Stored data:
○ ○ ○ ○

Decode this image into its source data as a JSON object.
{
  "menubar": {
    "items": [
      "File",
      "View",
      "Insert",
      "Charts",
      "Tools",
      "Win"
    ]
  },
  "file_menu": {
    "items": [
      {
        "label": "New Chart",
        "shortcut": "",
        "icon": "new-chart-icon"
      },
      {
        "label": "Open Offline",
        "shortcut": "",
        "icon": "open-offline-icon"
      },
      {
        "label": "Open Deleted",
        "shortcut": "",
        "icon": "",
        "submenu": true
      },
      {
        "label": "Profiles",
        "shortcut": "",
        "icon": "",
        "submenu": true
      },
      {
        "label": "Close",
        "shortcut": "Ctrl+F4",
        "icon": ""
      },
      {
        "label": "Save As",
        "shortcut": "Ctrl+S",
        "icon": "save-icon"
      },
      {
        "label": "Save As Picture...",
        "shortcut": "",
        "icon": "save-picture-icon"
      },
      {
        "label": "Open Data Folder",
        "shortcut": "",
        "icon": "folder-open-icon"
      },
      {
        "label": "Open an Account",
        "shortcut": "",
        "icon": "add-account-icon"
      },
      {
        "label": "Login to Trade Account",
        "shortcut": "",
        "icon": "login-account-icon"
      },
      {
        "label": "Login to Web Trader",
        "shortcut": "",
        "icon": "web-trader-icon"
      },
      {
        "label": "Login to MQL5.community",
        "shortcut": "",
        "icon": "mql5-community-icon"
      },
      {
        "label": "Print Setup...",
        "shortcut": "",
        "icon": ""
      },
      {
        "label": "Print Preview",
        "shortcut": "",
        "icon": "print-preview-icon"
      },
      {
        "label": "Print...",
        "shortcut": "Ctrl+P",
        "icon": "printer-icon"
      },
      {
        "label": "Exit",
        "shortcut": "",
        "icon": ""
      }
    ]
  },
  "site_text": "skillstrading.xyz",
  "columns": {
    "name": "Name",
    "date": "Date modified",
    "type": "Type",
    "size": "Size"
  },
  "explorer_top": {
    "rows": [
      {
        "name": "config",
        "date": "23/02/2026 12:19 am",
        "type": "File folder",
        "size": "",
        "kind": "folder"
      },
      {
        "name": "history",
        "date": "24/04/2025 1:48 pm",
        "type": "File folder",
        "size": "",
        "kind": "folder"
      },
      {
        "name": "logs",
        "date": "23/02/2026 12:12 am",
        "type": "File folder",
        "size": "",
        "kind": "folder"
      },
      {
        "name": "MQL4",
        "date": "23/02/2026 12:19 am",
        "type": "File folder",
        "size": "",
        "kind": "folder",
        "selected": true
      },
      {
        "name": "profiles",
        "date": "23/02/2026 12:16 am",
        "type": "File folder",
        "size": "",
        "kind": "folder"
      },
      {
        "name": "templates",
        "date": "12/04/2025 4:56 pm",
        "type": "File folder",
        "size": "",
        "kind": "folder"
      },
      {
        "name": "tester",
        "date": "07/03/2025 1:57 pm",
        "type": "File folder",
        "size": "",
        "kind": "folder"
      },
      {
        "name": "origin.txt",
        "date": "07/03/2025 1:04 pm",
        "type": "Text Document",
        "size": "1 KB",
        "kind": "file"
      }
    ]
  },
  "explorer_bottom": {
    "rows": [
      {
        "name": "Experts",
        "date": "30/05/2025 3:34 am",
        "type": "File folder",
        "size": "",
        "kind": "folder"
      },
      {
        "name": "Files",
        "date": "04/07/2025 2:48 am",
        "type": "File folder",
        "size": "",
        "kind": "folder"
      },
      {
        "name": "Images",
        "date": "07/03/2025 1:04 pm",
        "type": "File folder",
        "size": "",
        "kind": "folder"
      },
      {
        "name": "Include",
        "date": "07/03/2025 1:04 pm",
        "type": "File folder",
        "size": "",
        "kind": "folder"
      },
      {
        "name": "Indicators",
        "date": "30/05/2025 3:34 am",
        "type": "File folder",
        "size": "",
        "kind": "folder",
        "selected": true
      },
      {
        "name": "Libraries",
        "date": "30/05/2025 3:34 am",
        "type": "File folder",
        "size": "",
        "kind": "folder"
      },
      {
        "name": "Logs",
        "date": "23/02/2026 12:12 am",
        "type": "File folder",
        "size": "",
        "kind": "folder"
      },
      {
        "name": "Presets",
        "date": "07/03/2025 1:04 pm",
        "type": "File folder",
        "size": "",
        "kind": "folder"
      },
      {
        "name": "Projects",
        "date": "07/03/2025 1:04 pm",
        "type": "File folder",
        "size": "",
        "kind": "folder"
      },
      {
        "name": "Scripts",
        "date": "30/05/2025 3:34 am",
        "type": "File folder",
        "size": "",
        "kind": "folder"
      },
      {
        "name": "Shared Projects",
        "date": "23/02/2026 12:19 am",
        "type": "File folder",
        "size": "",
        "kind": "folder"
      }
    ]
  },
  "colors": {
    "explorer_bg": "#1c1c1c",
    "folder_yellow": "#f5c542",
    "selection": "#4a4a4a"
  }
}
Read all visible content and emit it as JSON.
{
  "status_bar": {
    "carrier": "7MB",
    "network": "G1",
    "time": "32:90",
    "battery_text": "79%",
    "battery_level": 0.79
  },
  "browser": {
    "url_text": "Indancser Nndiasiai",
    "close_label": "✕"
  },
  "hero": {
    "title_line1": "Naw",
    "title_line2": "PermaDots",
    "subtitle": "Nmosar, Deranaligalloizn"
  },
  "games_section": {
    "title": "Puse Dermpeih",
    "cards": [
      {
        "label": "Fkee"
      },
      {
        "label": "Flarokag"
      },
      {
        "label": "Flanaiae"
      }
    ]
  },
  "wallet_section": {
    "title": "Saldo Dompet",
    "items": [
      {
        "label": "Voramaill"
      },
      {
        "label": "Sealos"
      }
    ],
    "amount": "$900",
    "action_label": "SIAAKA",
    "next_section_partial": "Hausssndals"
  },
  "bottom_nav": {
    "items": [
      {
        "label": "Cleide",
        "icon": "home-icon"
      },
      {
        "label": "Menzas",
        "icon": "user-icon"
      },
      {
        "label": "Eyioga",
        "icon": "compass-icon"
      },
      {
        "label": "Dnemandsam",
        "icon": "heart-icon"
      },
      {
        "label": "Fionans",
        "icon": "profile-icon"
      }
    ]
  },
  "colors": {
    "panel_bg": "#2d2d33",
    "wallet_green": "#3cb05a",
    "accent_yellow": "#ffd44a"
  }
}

○ ○ ○ ○

### [Requirements]
Reproduce the material above exactly; please quote every line of it.

### [Answer for the task]
Decode this image into its source data as a JSON object.
{
  "menubar": {
    "items": [
      "File",
      "View",
      "Insert",
      "Charts",
      "Tools",
      "Win"
    ]
  },
  "file_menu": {
    "items": [
      {
        "label": "New Chart",
        "shortcut": "",
        "icon": "new-chart-icon"
      },
      {
        "label": "Open Offline",
        "shortcut": "",
        "icon": "open-offline-icon"
      },
      {
        "label": "Open Deleted",
        "shortcut": "",
        "icon": "",
        "submenu": true
      },
      {
        "label": "Profiles",
        "shortcut": "",
        "icon": "",
        "submenu": true
      },
      {
        "label": "Close",
        "shortcut": "Ctrl+F4",
        "icon": ""
      },
      {
        "label": "Save As",
        "shortcut": "Ctrl+S",
        "icon": "save-icon"
      },
      {
        "label": "Save As Picture...",
        "shortcut": "",
        "icon": "save-picture-icon"
      },
      {
        "label": "Open Data Folder",
        "shortcut": "",
        "icon": "folder-open-icon"
      },
      {
        "label": "Open an Account",
        "shortcut": "",
        "icon": "add-account-icon"
      },
      {
        "label": "Login to Trade Account",
        "shortcut": "",
        "icon": "login-account-icon"
      },
      {
        "label": "Login to Web Trader",
        "shortcut": "",
        "icon": "web-trader-icon"
      },
      {
        "label": "Login to MQL5.community",
        "shortcut": "",
        "icon": "mql5-community-icon"
      },
      {
        "label": "Print Setup...",
        "shortcut": "",
        "icon": ""
      },
      {
        "label": "Print Preview",
        "shortcut": "",
        "icon": "print-preview-icon"
      },
      {
        "label": "Print...",
        "shortcut": "Ctrl+P",
        "icon": "printer-icon"
      },
      {
        "label": "Exit",
        "shortcut": "",
        "icon": ""
      }
    ]
  },
  "site_text": "skillstrading.xyz",
  "columns": {
    "name": "Name",
    "date": "Date modified",
    "type": "Type",
    "size": "Size"
  },
  "explorer_top": {
    "rows": [
      {
        "name": "config",
        "date": "23/02/2026 12:19 am",
        "type": "File folder",
        "size": "",
        "kind": "folder"
      },
      {
        "name": "history",
        "date": "24/04/2025 1:48 pm",
        "type": "File folder",
        "size": "",
        "kind": "folder"
      },
      {
        "name": "logs",
        "date": "23/02/2026 12:12 am",
        "type": "File folder",
        "size": "",
        "kind": "folder"
      },
      {
        "name": "MQL4",
        "date": "23/02/2026 12:19 am",
        "type": "File folder",
        "size": "",
        "kind": "folder",
        "selected": true
      },
      {
        "name": "profiles",
        "date": "23/02/2026 12:16 am",
        "type": "File folder",
        "size": "",
        "kind": "folder"
      },
      {
        "name": "templates",
        "date": "12/04/2025 4:56 pm",
        "type": "File folder",
        "size": "",
        "kind": "folder"
      },
      {
        "name": "tester",
        "date": "07/03/2025 1:57 pm",
        "type": "File folder",
        "size": "",
        "kind": "folder"
      },
      {
        "name": "origin.txt",
        "date": "07/03/2025 1:04 pm",
        "type": "Text Document",
        "size": "1 KB",
        "kind": "file"
      }
    ]
  },
  "explorer_bottom": {
    "rows": [
      {
        "name": "Experts",
        "date": "30/05/2025 3:34 am",
        "type": "File folder",
        "size": "",
        "kind": "folder"
      },
      {
        "name": "Files",
        "date": "04/07/2025 2:48 am",
        "type": "File folder",
        "size": "",
        "kind": "folder"
      },
      {
        "name": "Images",
        "date": "07/03/2025 1:04 pm",
        "type": "File folder",
        "size": "",
        "kind": "folder"
      },
      {
        "name": "Include",
        "date": "07/03/2025 1:04 pm",
        "type": "File folder",
        "size": "",
        "kind": "folder"
      },
      {
        "name": "Indicators",
        "date": "30/05/2025 3:34 am",
        "type": "File folder",
        "size": "",
        "kind": "folder",
        "selected": true
      },
      {
        "name": "Libraries",
        "date": "30/05/2025 3:34 am",
        "type": "File folder",
        "size": "",
        "kind": "folder"
      },
      {
        "name": "Logs",
        "date": "23/02/2026 12:12 am",
        "type": "File folder",
        "size": "",
        "kind": "folder"
      },
      {
        "name": "Presets",
        "date": "07/03/2025 1:04 pm",
        "type": "File folder",
        "size": "",
        "kind": "folder"
      },
      {
        "name": "Projects",
        "date": "07/03/2025 1:04 pm",
        "type": "File folder",
        "size": "",
        "kind": "folder"
      },
      {
        "name": "Scripts",
        "date": "30/05/2025 3:34 am",
        "type": "File folder",
        "size": "",
        "kind": "folder"
      },
      {
        "name": "Shared Projects",
        "date": "23/02/2026 12:19 am",
        "type": "File folder",
        "size": "",
        "kind": "folder"
      }
    ]
  },
  "colors": {
    "explorer_bg": "#1c1c1c",
    "folder_yellow": "#f5c542",
    "selection": "#4a4a4a"
  }
}
Read all visible content and emit it as JSON.
{
  "status_bar": {
    "carrier": "7MB",
    "network": "G1",
    "time": "32:90",
    "battery_text": "79%",
    "battery_level": 0.79
  },
  "browser": {
    "url_text": "Indancser Nndiasiai",
    "close_label": "✕"
  },
  "hero": {
    "title_line1": "Naw",
    "title_line2": "PermaDots",
    "subtitle": "Nmosar, Deranaligalloizn"
  },
  "games_section": {
    "title": "Puse Dermpeih",
    "cards": [
      {
        "label": "Fkee"
      },
      {
        "label": "Flarokag"
      },
      {
        "label": "Flanaiae"
      }
    ]
  },
  "wallet_section": {
    "title": "Saldo Dompet",
    "items": [
      {
        "label": "Voramaill"
      },
      {
        "label": "Sealos"
      }
    ],
    "amount": "$900",
    "action_label": "SIAAKA",
    "next_section_partial": "Hausssndals"
  },
  "bottom_nav": {
    "items": [
      {
        "label": "Cleide",
        "icon": "home-icon"
      },
      {
        "label": "Menzas",
        "icon": "user-icon"
      },
      {
        "label": "Eyioga",
        "icon": "compass-icon"
      },
      {
        "label": "Dnemandsam",
        "icon": "heart-icon"
      },
      {
        "label": "Fionans",
        "icon": "profile-icon"
      }
    ]
  },
  "colors": {
    "panel_bg": "#2d2d33",
    "wallet_green": "#3cb05a",
    "accent_yellow": "#ffd44a"
  }
}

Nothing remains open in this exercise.